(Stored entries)
====================

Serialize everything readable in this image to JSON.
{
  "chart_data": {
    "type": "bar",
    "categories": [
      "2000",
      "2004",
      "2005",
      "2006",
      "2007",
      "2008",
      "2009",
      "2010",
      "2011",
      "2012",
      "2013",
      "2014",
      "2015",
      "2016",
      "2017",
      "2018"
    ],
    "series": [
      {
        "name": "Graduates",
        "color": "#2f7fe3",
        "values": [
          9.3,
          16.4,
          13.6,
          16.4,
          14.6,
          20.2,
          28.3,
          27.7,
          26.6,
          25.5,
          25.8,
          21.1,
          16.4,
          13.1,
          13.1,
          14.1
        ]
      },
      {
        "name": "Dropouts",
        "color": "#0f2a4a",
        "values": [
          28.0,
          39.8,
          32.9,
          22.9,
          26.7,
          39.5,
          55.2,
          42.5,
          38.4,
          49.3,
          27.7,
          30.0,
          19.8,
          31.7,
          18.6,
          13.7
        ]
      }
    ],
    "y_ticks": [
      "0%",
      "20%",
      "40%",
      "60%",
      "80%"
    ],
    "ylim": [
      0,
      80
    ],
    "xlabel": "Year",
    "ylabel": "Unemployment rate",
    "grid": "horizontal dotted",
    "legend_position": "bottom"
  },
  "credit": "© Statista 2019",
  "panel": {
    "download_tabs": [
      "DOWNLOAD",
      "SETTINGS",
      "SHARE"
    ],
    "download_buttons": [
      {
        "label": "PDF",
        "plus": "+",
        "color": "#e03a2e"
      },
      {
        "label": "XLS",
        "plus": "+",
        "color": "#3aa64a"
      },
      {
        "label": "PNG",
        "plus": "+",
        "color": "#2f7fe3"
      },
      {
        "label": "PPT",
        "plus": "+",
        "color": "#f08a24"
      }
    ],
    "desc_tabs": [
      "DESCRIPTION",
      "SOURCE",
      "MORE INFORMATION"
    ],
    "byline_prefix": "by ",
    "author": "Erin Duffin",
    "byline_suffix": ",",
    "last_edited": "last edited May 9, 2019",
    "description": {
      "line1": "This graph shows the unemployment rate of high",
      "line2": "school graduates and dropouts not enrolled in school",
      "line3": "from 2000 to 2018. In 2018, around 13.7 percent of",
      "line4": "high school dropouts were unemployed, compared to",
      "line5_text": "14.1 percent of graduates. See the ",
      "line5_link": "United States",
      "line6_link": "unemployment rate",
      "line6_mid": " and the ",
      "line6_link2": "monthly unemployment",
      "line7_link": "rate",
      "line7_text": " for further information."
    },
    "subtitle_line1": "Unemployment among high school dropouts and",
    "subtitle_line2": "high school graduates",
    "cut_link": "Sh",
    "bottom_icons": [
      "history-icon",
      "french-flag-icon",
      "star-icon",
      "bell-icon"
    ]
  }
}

====================

Note how many lines in the material hold the word "color", and give that number with nothing added.

◆ ANSWER BELOW:
6